**GIVEN INSTRUCTION:**
Of the lines below, how many hold the string "coins"? Give only the number.

**EXCERPTED RECORDS:**
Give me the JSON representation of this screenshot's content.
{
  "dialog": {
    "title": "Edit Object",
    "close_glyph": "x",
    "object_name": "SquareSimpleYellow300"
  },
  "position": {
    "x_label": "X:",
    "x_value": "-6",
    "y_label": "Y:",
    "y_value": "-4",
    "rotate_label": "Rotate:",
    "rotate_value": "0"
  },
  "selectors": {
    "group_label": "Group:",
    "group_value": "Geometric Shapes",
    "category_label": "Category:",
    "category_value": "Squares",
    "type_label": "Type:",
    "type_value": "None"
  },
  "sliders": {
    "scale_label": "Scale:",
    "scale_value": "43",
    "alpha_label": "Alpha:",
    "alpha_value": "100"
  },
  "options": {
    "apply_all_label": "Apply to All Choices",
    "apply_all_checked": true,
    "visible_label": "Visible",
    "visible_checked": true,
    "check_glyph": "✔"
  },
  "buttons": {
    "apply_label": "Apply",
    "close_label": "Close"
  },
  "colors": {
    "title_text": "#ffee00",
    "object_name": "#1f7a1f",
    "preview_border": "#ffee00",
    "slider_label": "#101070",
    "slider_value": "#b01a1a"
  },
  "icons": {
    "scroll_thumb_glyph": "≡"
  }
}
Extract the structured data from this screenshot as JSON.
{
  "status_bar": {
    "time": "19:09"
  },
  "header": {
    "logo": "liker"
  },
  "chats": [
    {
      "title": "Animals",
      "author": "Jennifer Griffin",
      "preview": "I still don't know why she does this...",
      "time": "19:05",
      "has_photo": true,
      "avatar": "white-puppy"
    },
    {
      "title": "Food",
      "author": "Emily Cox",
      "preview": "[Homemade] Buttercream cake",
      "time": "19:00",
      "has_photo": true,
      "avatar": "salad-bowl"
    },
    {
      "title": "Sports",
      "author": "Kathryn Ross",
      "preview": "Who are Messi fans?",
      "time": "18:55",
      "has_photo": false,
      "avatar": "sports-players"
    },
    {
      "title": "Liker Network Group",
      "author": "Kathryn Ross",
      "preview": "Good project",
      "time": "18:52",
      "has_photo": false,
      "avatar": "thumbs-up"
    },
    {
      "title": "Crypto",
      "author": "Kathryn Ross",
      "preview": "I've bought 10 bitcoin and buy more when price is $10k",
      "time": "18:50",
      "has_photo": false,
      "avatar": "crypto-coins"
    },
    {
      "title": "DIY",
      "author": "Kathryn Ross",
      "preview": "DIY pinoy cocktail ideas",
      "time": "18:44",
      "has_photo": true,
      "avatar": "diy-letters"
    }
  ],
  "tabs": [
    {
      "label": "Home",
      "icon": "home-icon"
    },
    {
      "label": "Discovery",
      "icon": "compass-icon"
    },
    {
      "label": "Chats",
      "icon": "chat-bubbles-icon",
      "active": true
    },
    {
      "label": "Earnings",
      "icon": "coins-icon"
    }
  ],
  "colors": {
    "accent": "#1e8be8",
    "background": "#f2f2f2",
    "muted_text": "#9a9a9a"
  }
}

**RESPONSE BELOW:**
2